### Work order
Read the listing below and copy out every line that holds "genes".

━━━━━ Exercise materials ━━━━━

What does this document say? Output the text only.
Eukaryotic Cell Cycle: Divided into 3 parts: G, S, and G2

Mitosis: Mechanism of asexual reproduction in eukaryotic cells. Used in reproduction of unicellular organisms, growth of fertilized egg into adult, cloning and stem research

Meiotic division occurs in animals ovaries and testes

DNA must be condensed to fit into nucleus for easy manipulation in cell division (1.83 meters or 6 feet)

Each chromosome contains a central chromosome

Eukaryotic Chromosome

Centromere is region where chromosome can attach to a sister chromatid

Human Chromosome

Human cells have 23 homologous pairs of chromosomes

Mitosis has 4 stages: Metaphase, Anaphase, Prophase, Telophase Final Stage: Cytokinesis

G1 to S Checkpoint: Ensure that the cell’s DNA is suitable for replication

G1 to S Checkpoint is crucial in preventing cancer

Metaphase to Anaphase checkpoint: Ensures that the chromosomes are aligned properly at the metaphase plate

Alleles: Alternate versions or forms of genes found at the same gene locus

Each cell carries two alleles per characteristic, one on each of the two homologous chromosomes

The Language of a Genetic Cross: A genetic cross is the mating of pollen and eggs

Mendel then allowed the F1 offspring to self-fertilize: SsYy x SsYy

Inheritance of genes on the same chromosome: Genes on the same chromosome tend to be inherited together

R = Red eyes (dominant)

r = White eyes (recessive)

━━━━━

### Reply to the task
Alleles: Alternate versions or forms of genes found at the same gene locus
Inheritance of genes on the same chromosome: Genes on the same chromosome tend to be inherited together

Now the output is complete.